* **EXERCISE DIRECTIONS**
Leave out the pictures and repeat the rest of the material exactly.

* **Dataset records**
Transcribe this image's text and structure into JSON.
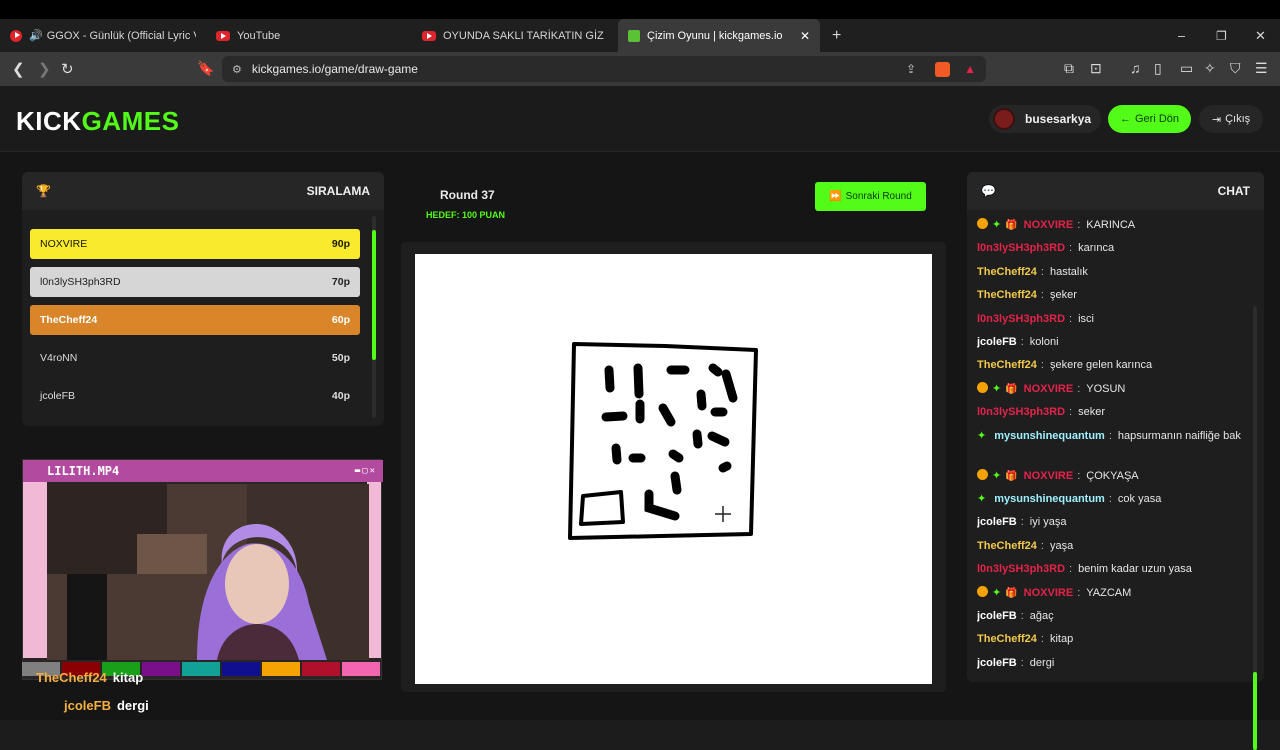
{
  "browser": {
    "tabs": [
      {
        "title": "GGOX - Günlük (Official Lyric Vid"
      },
      {
        "title": "YouTube"
      },
      {
        "title": "OYUNDA SAKLI TARİKATIN GİZLİ SIRI"
      },
      {
        "title": "Çizim Oyunu | kickgames.io",
        "active": true
      }
    ],
    "new_tab": "+",
    "window_controls": {
      "minimize": "–",
      "restore": "❐",
      "close": "✕"
    },
    "url": "kickgames.io/game/draw-game"
  },
  "header": {
    "logo_a": "KICK",
    "logo_b": "GAMES",
    "username": "busesarkya",
    "back_label": "Geri Dön",
    "logout_label": "Çıkış"
  },
  "leaderboard": {
    "title": "SIRALAMA",
    "rows": [
      {
        "name": "NOXVIRE",
        "score": "90p"
      },
      {
        "name": "l0n3lySH3ph3RD",
        "score": "70p"
      },
      {
        "name": "TheCheff24",
        "score": "60p"
      },
      {
        "name": "V4roNN",
        "score": "50p"
      },
      {
        "name": "jcoleFB",
        "score": "40p"
      }
    ]
  },
  "video": {
    "title": "LILITH.MP4",
    "overlay_messages": [
      {
        "user": "TheCheff24",
        "text": "kitap"
      },
      {
        "user": "jcoleFB",
        "text": "dergi"
      }
    ],
    "swatches": [
      "#808080",
      "#8b0000",
      "#1a9f1a",
      "#7a0f8a",
      "#12a197",
      "#10108f",
      "#f5a300",
      "#b0102c",
      "#f465b0"
    ]
  },
  "game": {
    "round_label": "Round 37",
    "target_label": "HEDEF: 100 PUAN",
    "next_round_label": "Sonraki Round"
  },
  "chat": {
    "title": "CHAT",
    "colors": {
      "red": "#e5234a",
      "yellow": "#f2c94c",
      "white": "#ffffff",
      "cyan": "#9ef0ff",
      "accent": "#53fc18"
    },
    "messages": [
      {
        "user": "NOXVIRE",
        "color": "red",
        "badges": true,
        "text": "KARINCA"
      },
      {
        "user": "l0n3lySH3ph3RD",
        "color": "red",
        "text": "karınca"
      },
      {
        "user": "TheCheff24",
        "color": "yellow",
        "text": "hastalık"
      },
      {
        "user": "TheCheff24",
        "color": "yellow",
        "text": "şeker"
      },
      {
        "user": "l0n3lySH3ph3RD",
        "color": "red",
        "text": "isci"
      },
      {
        "user": "jcoleFB",
        "color": "white",
        "text": "koloni"
      },
      {
        "user": "TheCheff24",
        "color": "yellow",
        "text": "şekere gelen karınca"
      },
      {
        "user": "NOXVIRE",
        "color": "red",
        "badges": true,
        "text": "YOSUN"
      },
      {
        "user": "l0n3lySH3ph3RD",
        "color": "red",
        "text": "seker"
      },
      {
        "user": "mysunshinequantum",
        "color": "cyan",
        "sparkle": true,
        "text": "hapsurmanın naifliğe bak"
      },
      {
        "user": "NOXVIRE",
        "color": "red",
        "badges": true,
        "text": "ÇOKYAŞA"
      },
      {
        "user": "mysunshinequantum",
        "color": "cyan",
        "sparkle": true,
        "text": "cok yasa"
      },
      {
        "user": "jcoleFB",
        "color": "white",
        "text": "iyi yaşa"
      },
      {
        "user": "TheCheff24",
        "color": "yellow",
        "text": "yaşa"
      },
      {
        "user": "l0n3lySH3ph3RD",
        "color": "red",
        "text": "benim kadar uzun yasa"
      },
      {
        "user": "NOXVIRE",
        "color": "red",
        "badges": true,
        "text": "YAZCAM"
      },
      {
        "user": "jcoleFB",
        "color": "white",
        "text": "ağaç"
      },
      {
        "user": "TheCheff24",
        "color": "yellow",
        "text": "kitap"
      },
      {
        "user": "jcoleFB",
        "color": "white",
        "text": "dergi"
      }
    ]
  }
}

* **ANSWER TO THE EXERCISE**
Transcribe this image's text and structure into JSON.
{
  "browser": {
    "tabs": [
      {
        "title": "GGOX - Günlük (Official Lyric Vid"
      },
      {
        "title": "YouTube"
      },
      {
        "title": "OYUNDA SAKLI TARİKATIN GİZLİ SIRI"
      },
      {
        "title": "Çizim Oyunu | kickgames.io",
        "active": true
      }
    ],
    "new_tab": "+",
    "window_controls": {
      "minimize": "–",
      "restore": "❐",
      "close": "✕"
    },
    "url": "kickgames.io/game/draw-game"
  },
  "header": {
    "logo_a": "KICK",
    "logo_b": "GAMES",
    "username": "busesarkya",
    "back_label": "Geri Dön",
    "logout_label": "Çıkış"
  },
  "leaderboard": {
    "title": "SIRALAMA",
    "rows": [
      {
        "name": "NOXVIRE",
        "score": "90p"
      },
      {
        "name": "l0n3lySH3ph3RD",
        "score": "70p"
      },
      {
        "name": "TheCheff24",
        "score": "60p"
      },
      {
        "name": "V4roNN",
        "score": "50p"
      },
      {
        "name": "jcoleFB",
        "score": "40p"
      }
    ]
  },
  "video": {
    "title": "LILITH.MP4",
    "overlay_messages": [
      {
        "user": "TheCheff24",
        "text": "kitap"
      },
      {
        "user": "jcoleFB",
        "text": "dergi"
      }
    ],
    "swatches": [
      "#808080",
      "#8b0000",
      "#1a9f1a",
      "#7a0f8a",
      "#12a197",
      "#10108f",
      "#f5a300",
      "#b0102c",
      "#f465b0"
    ]
  },
  "game": {
    "round_label": "Round 37",
    "target_label": "HEDEF: 100 PUAN",
    "next_round_label": "Sonraki Round"
  },
  "chat": {
    "title": "CHAT",
    "colors": {
      "red": "#e5234a",
      "yellow": "#f2c94c",
      "white": "#ffffff",
      "cyan": "#9ef0ff",
      "accent": "#53fc18"
    },
    "messages": [
      {
        "user": "NOXVIRE",
        "color": "red",
        "badges": true,
        "text": "KARINCA"
      },
      {
        "user": "l0n3lySH3ph3RD",
        "color": "red",
        "text": "karınca"
      },
      {
        "user": "TheCheff24",
        "color": "yellow",
        "text": "hastalık"
      },
      {
        "user": "TheCheff24",
        "color": "yellow",
        "text": "şeker"
      },
      {
        "user": "l0n3lySH3ph3RD",
        "color": "red",
        "text": "isci"
      },
      {
        "user": "jcoleFB",
        "color": "white",
        "text": "koloni"
      },
      {
        "user": "TheCheff24",
        "color": "yellow",
        "text": "şekere gelen karınca"
      },
      {
        "user": "NOXVIRE",
        "color": "red",
        "badges": true,
        "text": "YOSUN"
      },
      {
        "user": "l0n3lySH3ph3RD",
        "color": "red",
        "text": "seker"
      },
      {
        "user": "mysunshinequantum",
        "color": "cyan",
        "sparkle": true,
        "text": "hapsurmanın naifliğe bak"
      },
      {
        "user": "NOXVIRE",
        "color": "red",
        "badges": true,
        "text": "ÇOKYAŞA"
      },
      {
        "user": "mysunshinequantum",
        "color": "cyan",
        "sparkle": true,
        "text": "cok yasa"
      },
      {
        "user": "jcoleFB",
        "color": "white",
        "text": "iyi yaşa"
      },
      {
        "user": "TheCheff24",
        "color": "yellow",
        "text": "yaşa"
      },
      {
        "user": "l0n3lySH3ph3RD",
        "color": "red",
        "text": "benim kadar uzun yasa"
      },
      {
        "user": "NOXVIRE",
        "color": "red",
        "badges": true,
        "text": "YAZCAM"
      },
      {
        "user": "jcoleFB",
        "color": "white",
        "text": "ağaç"
      },
      {
        "user": "TheCheff24",
        "color": "yellow",
        "text": "kitap"
      },
      {
        "user": "jcoleFB",
        "color": "white",
        "text": "dergi"
      }
    ]
  }
}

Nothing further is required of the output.